Short task:
Output the entries word for word. Omit images.

==== Records for this task

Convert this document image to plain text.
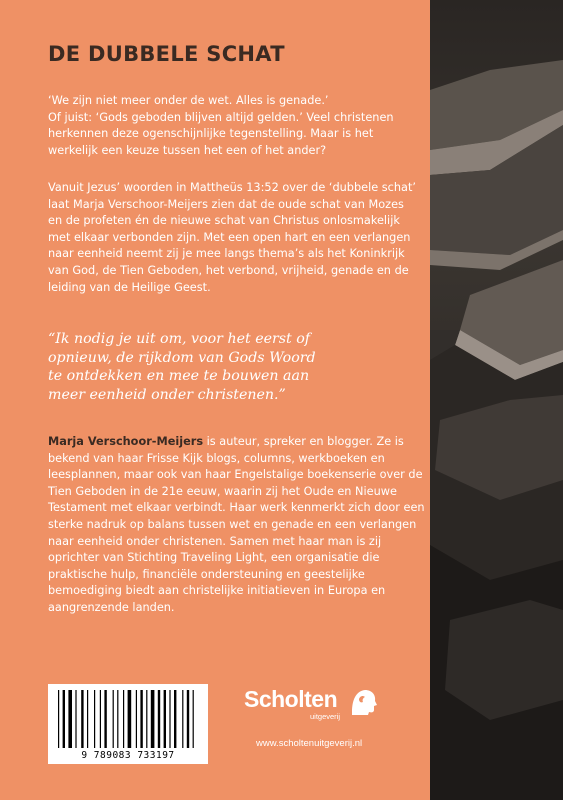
DE DUBBELE SCHAT

‘We zijn niet meer onder de wet. Alles is genade.’
Of juist: ‘Gods geboden blijven altijd gelden.’ Veel christenen herkennen deze ogenschijnlijke tegenstelling. Maar is het werkelijk een keuze tussen het een of het ander?

Vanuit Jezus’ woorden in Mattheüs 13:52 over de ‘dubbele schat’ laat Marja Verschoor-Meijers zien dat de oude schat van Mozes en de profeten én de nieuwe schat van Christus onlosmakelijk met elkaar verbonden zijn. Met een open hart en een verlangen naar eenheid neemt zij je mee langs thema’s als het Koninkrijk van God, de Tien Geboden, het verbond, vrijheid, genade en de leiding van de Heilige Geest.

“Ik nodig je uit om, voor het eerst of
opnieuw, de rijkdom van Gods Woord
te ontdekken en mee te bouwen aan
meer eenheid onder christenen.”

Marja Verschoor-Meijers is auteur, spreker en blogger. Ze is bekend van haar Frisse Kijk blogs, columns, werkboeken en leesplannen, maar ook van haar Engelstalige boekenserie over de Tien Geboden in de 21e eeuw, waarin zij het Oude en Nieuwe Testament met elkaar verbindt. Haar werk kenmerkt zich door een sterke nadruk op balans tussen wet en genade en een verlangen naar eenheid onder christenen. Samen met haar man is zij oprichter van Stichting Traveling Light, een organisatie die praktische hulp, financiële ondersteuning en geestelijke bemoediging biedt aan christelijke initiatieven in Europa en aangrenzende landen.

9 789083 733197
Scholten
uitgeverij
www.scholtenuitgeverij.nl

========

Task solution:
Convert this document image to plain text.
DE DUBBELE SCHAT

‘We zijn niet meer onder de wet. Alles is genade.’
Of juist: ‘Gods geboden blijven altijd gelden.’ Veel christenen herkennen deze ogenschijnlijke tegenstelling. Maar is het werkelijk een keuze tussen het een of het ander?

Vanuit Jezus’ woorden in Mattheüs 13:52 over de ‘dubbele schat’ laat Marja Verschoor-Meijers zien dat de oude schat van Mozes en de profeten én de nieuwe schat van Christus onlosmakelijk met elkaar verbonden zijn. Met een open hart en een verlangen naar eenheid neemt zij je mee langs thema’s als het Koninkrijk van God, de Tien Geboden, het verbond, vrijheid, genade en de leiding van de Heilige Geest.

“Ik nodig je uit om, voor het eerst of
opnieuw, de rijkdom van Gods Woord
te ontdekken en mee te bouwen aan
meer eenheid onder christenen.”

Marja Verschoor-Meijers is auteur, spreker en blogger. Ze is bekend van haar Frisse Kijk blogs, columns, werkboeken en leesplannen, maar ook van haar Engelstalige boekenserie over de Tien Geboden in de 21e eeuw, waarin zij het Oude en Nieuwe Testament met elkaar verbindt. Haar werk kenmerkt zich door een sterke nadruk op balans tussen wet en genade en een verlangen naar eenheid onder christenen. Samen met haar man is zij oprichter van Stichting Traveling Light, een organisatie die praktische hulp, financiële ondersteuning en geestelijke bemoediging biedt aan christelijke initiatieven in Europa en aangrenzende landen.

9 789083 733197
Scholten
uitgeverij
www.scholtenuitgeverij.nl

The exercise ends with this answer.